* Challenge
How would this sentence from the text on inkless microcontact printing read in Spanish: "In this work, we extend the use of recovered oligomers to a general-purpose surface patterning process, in combination with both dry and wet pattern transfer processes."?

Hydrophobic recovery of elastomeric polydimethylsiloxane (PDMS) has been well-known in various fields, such as microcontact printing (μCP), microfluidics, and electric insulation, etc., which has been believed to be due to the transfer of out-diffused siloxane oligomers in PDMS. The recovery phenomenon has been used to control surface energy of a substrate, due partly to its nanoscale thickness. In this work, we extend the use of recovered oligomers to a general-purpose surface patterning process, in combination with both dry and wet pattern transfer processes. The out-diffused and transfer-printed oligomers play exactly the same role of "ink" in the conventional μCP; thus, the present method can be termed as "inkless" microcontact printing (IμCP). Also, the detailed nature of recovered oligomers has been investigated, and they are found to have a molecular weight ∼10 times larger than that of pristine, uncured PDMS oligomers. And the molecular weight distribution is very broad with a polydispersity index of ∼15. Then, we present and discuss various aspects of the IμCP process, such as pattern transfer onto substrate via wet or dry etching, effect of process variables on printing results, minimum feature size achieved by the technique, repeated printing with the same stamp, and the generation of more complex patterns from simpler ones by applying multiple IμCP.

* Extracted data
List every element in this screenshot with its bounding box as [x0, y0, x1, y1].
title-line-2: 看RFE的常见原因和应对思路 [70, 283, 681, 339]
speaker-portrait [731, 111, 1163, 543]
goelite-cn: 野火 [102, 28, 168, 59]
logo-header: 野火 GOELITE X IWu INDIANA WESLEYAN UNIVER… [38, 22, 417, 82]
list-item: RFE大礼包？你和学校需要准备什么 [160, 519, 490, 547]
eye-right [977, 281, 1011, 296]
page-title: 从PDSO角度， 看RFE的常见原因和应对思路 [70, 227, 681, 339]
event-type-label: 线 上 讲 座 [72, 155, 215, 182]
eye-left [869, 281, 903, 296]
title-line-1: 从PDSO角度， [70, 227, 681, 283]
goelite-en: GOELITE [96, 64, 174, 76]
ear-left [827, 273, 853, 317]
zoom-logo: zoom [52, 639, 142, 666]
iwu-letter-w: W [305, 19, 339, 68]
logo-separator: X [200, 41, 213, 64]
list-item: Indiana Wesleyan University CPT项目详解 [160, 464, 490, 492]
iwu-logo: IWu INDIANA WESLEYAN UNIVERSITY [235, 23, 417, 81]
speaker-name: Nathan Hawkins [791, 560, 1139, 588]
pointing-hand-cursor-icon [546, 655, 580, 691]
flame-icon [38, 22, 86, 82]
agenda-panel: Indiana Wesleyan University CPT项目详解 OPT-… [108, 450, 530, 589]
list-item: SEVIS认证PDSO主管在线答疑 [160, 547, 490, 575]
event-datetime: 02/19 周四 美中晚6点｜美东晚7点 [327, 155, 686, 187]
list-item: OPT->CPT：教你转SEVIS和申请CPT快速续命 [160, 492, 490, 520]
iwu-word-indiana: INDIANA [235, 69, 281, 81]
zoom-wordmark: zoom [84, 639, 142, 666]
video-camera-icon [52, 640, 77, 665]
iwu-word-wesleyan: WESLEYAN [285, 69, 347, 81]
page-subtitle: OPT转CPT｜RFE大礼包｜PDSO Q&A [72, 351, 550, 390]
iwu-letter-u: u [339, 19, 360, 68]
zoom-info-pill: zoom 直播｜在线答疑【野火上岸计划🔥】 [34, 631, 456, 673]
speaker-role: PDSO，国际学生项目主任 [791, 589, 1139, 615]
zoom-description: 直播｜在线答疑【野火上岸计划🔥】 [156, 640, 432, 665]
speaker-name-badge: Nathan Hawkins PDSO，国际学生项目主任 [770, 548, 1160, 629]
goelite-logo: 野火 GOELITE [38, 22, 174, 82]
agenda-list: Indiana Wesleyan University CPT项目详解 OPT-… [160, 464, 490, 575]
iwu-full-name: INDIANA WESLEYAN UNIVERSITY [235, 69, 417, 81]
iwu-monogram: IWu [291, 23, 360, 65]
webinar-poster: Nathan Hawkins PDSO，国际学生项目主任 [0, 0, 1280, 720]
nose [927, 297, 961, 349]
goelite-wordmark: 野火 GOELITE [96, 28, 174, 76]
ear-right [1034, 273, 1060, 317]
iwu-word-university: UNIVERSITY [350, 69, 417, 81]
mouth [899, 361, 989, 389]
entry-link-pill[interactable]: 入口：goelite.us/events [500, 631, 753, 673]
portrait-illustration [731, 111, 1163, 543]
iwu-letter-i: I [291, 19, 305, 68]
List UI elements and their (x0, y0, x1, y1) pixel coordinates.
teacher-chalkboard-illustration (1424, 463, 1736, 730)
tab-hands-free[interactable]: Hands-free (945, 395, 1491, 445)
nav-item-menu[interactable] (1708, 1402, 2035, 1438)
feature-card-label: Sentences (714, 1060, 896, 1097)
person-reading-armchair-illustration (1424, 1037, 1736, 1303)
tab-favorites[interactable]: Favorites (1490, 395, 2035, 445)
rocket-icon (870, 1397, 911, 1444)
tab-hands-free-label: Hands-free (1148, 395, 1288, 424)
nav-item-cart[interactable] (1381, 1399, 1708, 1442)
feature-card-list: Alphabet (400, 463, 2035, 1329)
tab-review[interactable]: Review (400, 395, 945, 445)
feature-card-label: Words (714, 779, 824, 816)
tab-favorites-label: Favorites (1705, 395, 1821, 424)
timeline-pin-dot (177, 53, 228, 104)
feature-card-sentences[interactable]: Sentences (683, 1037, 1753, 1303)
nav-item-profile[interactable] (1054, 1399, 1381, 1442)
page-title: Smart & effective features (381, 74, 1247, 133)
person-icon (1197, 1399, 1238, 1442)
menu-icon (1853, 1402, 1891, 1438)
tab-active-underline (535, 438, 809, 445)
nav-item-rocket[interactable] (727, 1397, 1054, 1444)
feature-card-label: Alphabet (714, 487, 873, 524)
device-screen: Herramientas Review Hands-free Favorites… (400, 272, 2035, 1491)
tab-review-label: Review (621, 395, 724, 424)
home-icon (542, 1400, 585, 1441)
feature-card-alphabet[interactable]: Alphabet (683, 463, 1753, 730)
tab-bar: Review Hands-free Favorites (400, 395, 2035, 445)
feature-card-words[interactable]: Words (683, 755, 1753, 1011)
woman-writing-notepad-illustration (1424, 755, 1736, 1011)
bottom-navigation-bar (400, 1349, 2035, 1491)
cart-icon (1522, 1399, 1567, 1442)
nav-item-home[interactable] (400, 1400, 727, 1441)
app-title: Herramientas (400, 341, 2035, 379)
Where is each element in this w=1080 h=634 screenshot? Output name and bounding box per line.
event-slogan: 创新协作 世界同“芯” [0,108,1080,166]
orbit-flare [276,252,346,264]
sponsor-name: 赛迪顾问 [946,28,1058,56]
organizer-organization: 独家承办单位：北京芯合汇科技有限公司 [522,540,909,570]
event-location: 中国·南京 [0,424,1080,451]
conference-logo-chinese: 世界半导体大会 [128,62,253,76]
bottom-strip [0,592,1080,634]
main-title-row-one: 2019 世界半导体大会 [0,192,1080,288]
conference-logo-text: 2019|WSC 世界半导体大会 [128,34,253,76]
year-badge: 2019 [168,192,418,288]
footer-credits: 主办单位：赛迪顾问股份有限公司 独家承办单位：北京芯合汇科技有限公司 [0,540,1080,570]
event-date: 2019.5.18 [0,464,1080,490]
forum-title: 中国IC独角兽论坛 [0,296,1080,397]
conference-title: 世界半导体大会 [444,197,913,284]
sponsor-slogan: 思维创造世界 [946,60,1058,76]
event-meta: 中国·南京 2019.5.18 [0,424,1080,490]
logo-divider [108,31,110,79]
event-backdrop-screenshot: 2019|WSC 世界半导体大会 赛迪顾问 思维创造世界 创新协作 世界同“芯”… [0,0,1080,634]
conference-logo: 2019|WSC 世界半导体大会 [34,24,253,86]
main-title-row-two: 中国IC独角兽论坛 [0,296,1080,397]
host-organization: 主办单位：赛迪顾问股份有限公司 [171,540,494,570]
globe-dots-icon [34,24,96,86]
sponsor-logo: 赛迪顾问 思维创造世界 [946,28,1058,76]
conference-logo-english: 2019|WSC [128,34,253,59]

* Exercise result
En este trabajo, extendemos el uso de los oligómeros recuperados a un proceso de formación de patrones en superficies de uso general, en combinación con procesos de transferencia de patrones tanto en seco como en húmedo.